**What you need to do**
Every line below should be repeated exactly.

**Saved entries**
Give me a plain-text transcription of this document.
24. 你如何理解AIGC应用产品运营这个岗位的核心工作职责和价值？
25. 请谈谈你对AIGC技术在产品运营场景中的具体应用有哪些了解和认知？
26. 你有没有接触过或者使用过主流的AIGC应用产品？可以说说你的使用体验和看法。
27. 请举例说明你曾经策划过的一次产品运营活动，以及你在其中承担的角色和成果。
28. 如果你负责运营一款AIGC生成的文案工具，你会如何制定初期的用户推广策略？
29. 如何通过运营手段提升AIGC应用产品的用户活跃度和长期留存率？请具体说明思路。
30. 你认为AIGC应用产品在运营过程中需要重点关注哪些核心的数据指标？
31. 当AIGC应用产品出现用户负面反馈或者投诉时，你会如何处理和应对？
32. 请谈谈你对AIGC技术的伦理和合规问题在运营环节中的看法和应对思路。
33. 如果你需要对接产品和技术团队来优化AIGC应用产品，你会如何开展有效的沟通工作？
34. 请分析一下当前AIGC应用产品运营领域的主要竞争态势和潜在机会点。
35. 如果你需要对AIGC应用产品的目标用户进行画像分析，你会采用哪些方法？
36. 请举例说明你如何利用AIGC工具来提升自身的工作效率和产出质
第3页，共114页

**Response to the task**
Give me a plain-text transcription of this document.
24. 你如何理解AIGC应用产品运营这个岗位的核心工作职责和价值？
25. 请谈谈你对AIGC技术在产品运营场景中的具体应用有哪些了解和认知？
26. 你有没有接触过或者使用过主流的AIGC应用产品？可以说说你的使用体验和看法。
27. 请举例说明你曾经策划过的一次产品运营活动，以及你在其中承担的角色和成果。
28. 如果你负责运营一款AIGC生成的文案工具，你会如何制定初期的用户推广策略？
29. 如何通过运营手段提升AIGC应用产品的用户活跃度和长期留存率？请具体说明思路。
30. 你认为AIGC应用产品在运营过程中需要重点关注哪些核心的数据指标？
31. 当AIGC应用产品出现用户负面反馈或者投诉时，你会如何处理和应对？
32. 请谈谈你对AIGC技术的伦理和合规问题在运营环节中的看法和应对思路。
33. 如果你需要对接产品和技术团队来优化AIGC应用产品，你会如何开展有效的沟通工作？
34. 请分析一下当前AIGC应用产品运营领域的主要竞争态势和潜在机会点。
35. 如果你需要对AIGC应用产品的目标用户进行画像分析，你会采用哪些方法？
36. 请举例说明你如何利用AIGC工具来提升自身的工作效率和产出质
第3页，共114页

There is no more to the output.